### TASK REQUIREMENTS
All entries below are to be set down again, identical to the source.

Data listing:
┄┄┄┄┄┄
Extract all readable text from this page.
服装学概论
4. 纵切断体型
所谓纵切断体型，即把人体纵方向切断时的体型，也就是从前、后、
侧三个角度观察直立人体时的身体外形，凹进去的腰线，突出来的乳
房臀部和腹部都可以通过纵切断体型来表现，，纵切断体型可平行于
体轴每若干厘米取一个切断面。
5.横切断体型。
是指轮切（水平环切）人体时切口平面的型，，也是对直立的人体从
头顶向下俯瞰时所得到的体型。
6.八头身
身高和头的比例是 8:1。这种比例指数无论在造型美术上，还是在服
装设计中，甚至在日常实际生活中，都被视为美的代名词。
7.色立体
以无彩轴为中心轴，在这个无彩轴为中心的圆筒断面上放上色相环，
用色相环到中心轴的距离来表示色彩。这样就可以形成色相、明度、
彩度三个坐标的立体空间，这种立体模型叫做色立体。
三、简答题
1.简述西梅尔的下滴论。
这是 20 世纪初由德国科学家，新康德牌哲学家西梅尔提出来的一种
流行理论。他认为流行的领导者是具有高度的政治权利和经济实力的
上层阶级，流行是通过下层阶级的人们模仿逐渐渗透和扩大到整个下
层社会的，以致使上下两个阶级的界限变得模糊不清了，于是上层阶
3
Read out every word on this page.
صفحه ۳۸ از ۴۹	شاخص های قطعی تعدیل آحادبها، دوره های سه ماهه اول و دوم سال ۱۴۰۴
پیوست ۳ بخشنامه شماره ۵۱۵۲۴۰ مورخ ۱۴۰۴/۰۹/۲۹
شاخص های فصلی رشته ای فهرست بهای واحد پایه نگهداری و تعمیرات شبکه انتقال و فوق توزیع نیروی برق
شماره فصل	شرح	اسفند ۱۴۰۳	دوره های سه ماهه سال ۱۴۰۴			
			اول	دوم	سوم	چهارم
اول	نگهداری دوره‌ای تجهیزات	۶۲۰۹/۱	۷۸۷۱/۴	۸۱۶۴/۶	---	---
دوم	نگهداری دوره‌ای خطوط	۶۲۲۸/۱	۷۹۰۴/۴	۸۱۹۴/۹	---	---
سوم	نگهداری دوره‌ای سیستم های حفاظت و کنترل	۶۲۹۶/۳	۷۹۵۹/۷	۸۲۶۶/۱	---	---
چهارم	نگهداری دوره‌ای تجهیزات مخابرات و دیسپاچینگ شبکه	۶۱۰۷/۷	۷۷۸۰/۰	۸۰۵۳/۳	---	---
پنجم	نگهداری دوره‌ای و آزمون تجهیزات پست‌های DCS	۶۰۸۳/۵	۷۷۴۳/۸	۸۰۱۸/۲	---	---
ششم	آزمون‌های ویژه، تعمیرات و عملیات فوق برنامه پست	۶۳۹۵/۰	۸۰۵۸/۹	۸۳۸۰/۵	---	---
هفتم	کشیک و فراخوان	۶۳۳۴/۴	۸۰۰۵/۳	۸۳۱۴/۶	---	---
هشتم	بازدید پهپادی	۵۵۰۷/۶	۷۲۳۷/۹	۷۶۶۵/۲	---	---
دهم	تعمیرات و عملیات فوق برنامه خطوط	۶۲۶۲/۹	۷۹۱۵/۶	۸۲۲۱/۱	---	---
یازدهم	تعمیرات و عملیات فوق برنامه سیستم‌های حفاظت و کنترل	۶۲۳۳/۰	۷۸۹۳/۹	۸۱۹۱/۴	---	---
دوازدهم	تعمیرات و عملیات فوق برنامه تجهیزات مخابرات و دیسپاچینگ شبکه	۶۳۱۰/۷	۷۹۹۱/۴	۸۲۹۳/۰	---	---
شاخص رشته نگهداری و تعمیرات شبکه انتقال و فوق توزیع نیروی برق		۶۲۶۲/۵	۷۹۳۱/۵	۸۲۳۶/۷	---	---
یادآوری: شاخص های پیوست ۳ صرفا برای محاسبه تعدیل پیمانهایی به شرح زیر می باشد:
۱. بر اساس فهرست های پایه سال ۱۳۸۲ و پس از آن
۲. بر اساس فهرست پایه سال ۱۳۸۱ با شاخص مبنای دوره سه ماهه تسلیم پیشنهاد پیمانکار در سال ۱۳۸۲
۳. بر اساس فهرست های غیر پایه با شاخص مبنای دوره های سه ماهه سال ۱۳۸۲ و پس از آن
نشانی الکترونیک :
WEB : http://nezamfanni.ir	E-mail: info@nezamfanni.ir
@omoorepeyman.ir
┄┄┄┄┄┄
### WRITTEN RESPONSE
Extract all readable text from this page.
服装学概论
4. 纵切断体型
所谓纵切断体型，即把人体纵方向切断时的体型，也就是从前、后、
侧三个角度观察直立人体时的身体外形，凹进去的腰线，突出来的乳
房臀部和腹部都可以通过纵切断体型来表现，，纵切断体型可平行于
体轴每若干厘米取一个切断面。
5.横切断体型。
是指轮切（水平环切）人体时切口平面的型，，也是对直立的人体从
头顶向下俯瞰时所得到的体型。
6.八头身
身高和头的比例是 8:1。这种比例指数无论在造型美术上，还是在服
装设计中，甚至在日常实际生活中，都被视为美的代名词。
7.色立体
以无彩轴为中心轴，在这个无彩轴为中心的圆筒断面上放上色相环，
用色相环到中心轴的距离来表示色彩。这样就可以形成色相、明度、
彩度三个坐标的立体空间，这种立体模型叫做色立体。
三、简答题
1.简述西梅尔的下滴论。
这是 20 世纪初由德国科学家，新康德牌哲学家西梅尔提出来的一种
流行理论。他认为流行的领导者是具有高度的政治权利和经济实力的
上层阶级，流行是通过下层阶级的人们模仿逐渐渗透和扩大到整个下
层社会的，以致使上下两个阶级的界限变得模糊不清了，于是上层阶
3
Read out every word on this page.
صفحه ۳۸ از ۴۹	شاخص های قطعی تعدیل آحادبها، دوره های سه ماهه اول و دوم سال ۱۴۰۴
پیوست ۳ بخشنامه شماره ۵۱۵۲۴۰ مورخ ۱۴۰۴/۰۹/۲۹
شاخص های فصلی رشته ای فهرست بهای واحد پایه نگهداری و تعمیرات شبکه انتقال و فوق توزیع نیروی برق
شماره فصل	شرح	اسفند ۱۴۰۳	دوره های سه ماهه سال ۱۴۰۴			
			اول	دوم	سوم	چهارم
اول	نگهداری دوره‌ای تجهیزات	۶۲۰۹/۱	۷۸۷۱/۴	۸۱۶۴/۶	---	---
دوم	نگهداری دوره‌ای خطوط	۶۲۲۸/۱	۷۹۰۴/۴	۸۱۹۴/۹	---	---
سوم	نگهداری دوره‌ای سیستم های حفاظت و کنترل	۶۲۹۶/۳	۷۹۵۹/۷	۸۲۶۶/۱	---	---
چهارم	نگهداری دوره‌ای تجهیزات مخابرات و دیسپاچینگ شبکه	۶۱۰۷/۷	۷۷۸۰/۰	۸۰۵۳/۳	---	---
پنجم	نگهداری دوره‌ای و آزمون تجهیزات پست‌های DCS	۶۰۸۳/۵	۷۷۴۳/۸	۸۰۱۸/۲	---	---
ششم	آزمون‌های ویژه، تعمیرات و عملیات فوق برنامه پست	۶۳۹۵/۰	۸۰۵۸/۹	۸۳۸۰/۵	---	---
هفتم	کشیک و فراخوان	۶۳۳۴/۴	۸۰۰۵/۳	۸۳۱۴/۶	---	---
هشتم	بازدید پهپادی	۵۵۰۷/۶	۷۲۳۷/۹	۷۶۶۵/۲	---	---
دهم	تعمیرات و عملیات فوق برنامه خطوط	۶۲۶۲/۹	۷۹۱۵/۶	۸۲۲۱/۱	---	---
یازدهم	تعمیرات و عملیات فوق برنامه سیستم‌های حفاظت و کنترل	۶۲۳۳/۰	۷۸۹۳/۹	۸۱۹۱/۴	---	---
دوازدهم	تعمیرات و عملیات فوق برنامه تجهیزات مخابرات و دیسپاچینگ شبکه	۶۳۱۰/۷	۷۹۹۱/۴	۸۲۹۳/۰	---	---
شاخص رشته نگهداری و تعمیرات شبکه انتقال و فوق توزیع نیروی برق		۶۲۶۲/۵	۷۹۳۱/۵	۸۲۳۶/۷	---	---
یادآوری: شاخص های پیوست ۳ صرفا برای محاسبه تعدیل پیمانهایی به شرح زیر می باشد:
۱. بر اساس فهرست های پایه سال ۱۳۸۲ و پس از آن
۲. بر اساس فهرست پایه سال ۱۳۸۱ با شاخص مبنای دوره سه ماهه تسلیم پیشنهاد پیمانکار در سال ۱۳۸۲
۳. بر اساس فهرست های غیر پایه با شاخص مبنای دوره های سه ماهه سال ۱۳۸۲ و پس از آن
نشانی الکترونیک :
WEB : http://nezamfanni.ir	E-mail: info@nezamfanni.ir
@omoorepeyman.ir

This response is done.